Please retype the records below exactly, leaving out any pictures.
+ + + +
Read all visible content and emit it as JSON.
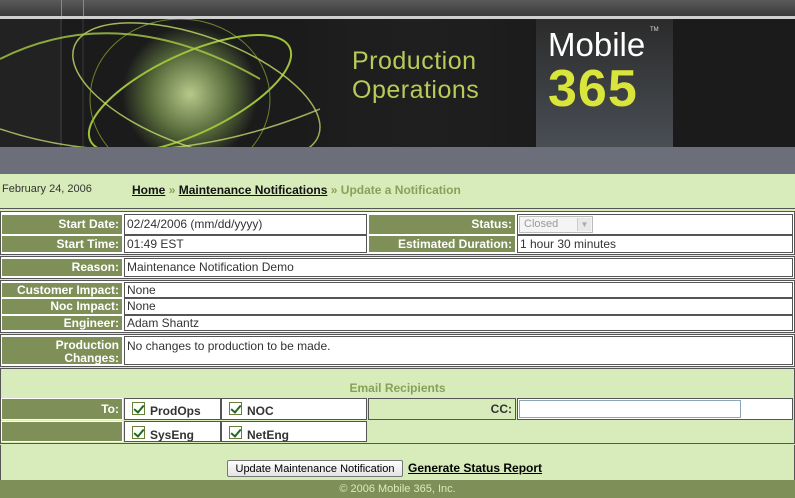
{
  "header": {
    "title_line1": "Production",
    "title_line2": "Operations",
    "logo_word": "Mobile",
    "logo_tm": "TM",
    "logo_number": "365"
  },
  "breadcrumb": {
    "date": "February 24, 2006",
    "home": "Home",
    "sep1": "»",
    "section": "Maintenance Notifications",
    "sep2": "»",
    "current": "Update a Notification"
  },
  "form": {
    "start_date_label": "Start Date:",
    "start_date_value": "02/24/2006 (mm/dd/yyyy)",
    "status_label": "Status:",
    "status_value": "Closed",
    "start_time_label": "Start Time:",
    "start_time_value": "01:49 EST",
    "duration_label": "Estimated Duration:",
    "duration_value": "1 hour 30 minutes",
    "reason_label": "Reason:",
    "reason_value": "Maintenance Notification Demo",
    "customer_impact_label": "Customer Impact:",
    "customer_impact_value": "None",
    "noc_impact_label": "Noc Impact:",
    "noc_impact_value": "None",
    "engineer_label": "Engineer:",
    "engineer_value": "Adam Shantz",
    "production_label_1": "Production",
    "production_label_2": "Changes:",
    "production_value": "No changes to production to be made."
  },
  "email": {
    "heading": "Email Recipients",
    "to_label": "To:",
    "cc_label": "CC:",
    "cc_value": "",
    "recipients": [
      {
        "label": "ProdOps",
        "checked": true
      },
      {
        "label": "NOC",
        "checked": true
      },
      {
        "label": "SysEng",
        "checked": true
      },
      {
        "label": "NetEng",
        "checked": true
      }
    ]
  },
  "actions": {
    "update_button": "Update Maintenance Notification",
    "status_report_link": "Generate Status Report"
  },
  "footer": {
    "copyright": "© 2006 Mobile 365, Inc."
  },
  "colors": {
    "label_bg": "#7f8f58",
    "page_bg": "#d8ebba",
    "accent": "#b9c95a"
  }
}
+ + + +
## [Correct response]
Read all visible content and emit it as JSON.
{
  "header": {
    "title_line1": "Production",
    "title_line2": "Operations",
    "logo_word": "Mobile",
    "logo_tm": "TM",
    "logo_number": "365"
  },
  "breadcrumb": {
    "date": "February 24, 2006",
    "home": "Home",
    "sep1": "»",
    "section": "Maintenance Notifications",
    "sep2": "»",
    "current": "Update a Notification"
  },
  "form": {
    "start_date_label": "Start Date:",
    "start_date_value": "02/24/2006 (mm/dd/yyyy)",
    "status_label": "Status:",
    "status_value": "Closed",
    "start_time_label": "Start Time:",
    "start_time_value": "01:49 EST",
    "duration_label": "Estimated Duration:",
    "duration_value": "1 hour 30 minutes",
    "reason_label": "Reason:",
    "reason_value": "Maintenance Notification Demo",
    "customer_impact_label": "Customer Impact:",
    "customer_impact_value": "None",
    "noc_impact_label": "Noc Impact:",
    "noc_impact_value": "None",
    "engineer_label": "Engineer:",
    "engineer_value": "Adam Shantz",
    "production_label_1": "Production",
    "production_label_2": "Changes:",
    "production_value": "No changes to production to be made."
  },
  "email": {
    "heading": "Email Recipients",
    "to_label": "To:",
    "cc_label": "CC:",
    "cc_value": "",
    "recipients": [
      {
        "label": "ProdOps",
        "checked": true
      },
      {
        "label": "NOC",
        "checked": true
      },
      {
        "label": "SysEng",
        "checked": true
      },
      {
        "label": "NetEng",
        "checked": true
      }
    ]
  },
  "actions": {
    "update_button": "Update Maintenance Notification",
    "status_report_link": "Generate Status Report"
  },
  "footer": {
    "copyright": "© 2006 Mobile 365, Inc."
  },
  "colors": {
    "label_bg": "#7f8f58",
    "page_bg": "#d8ebba",
    "accent": "#b9c95a"
  }
}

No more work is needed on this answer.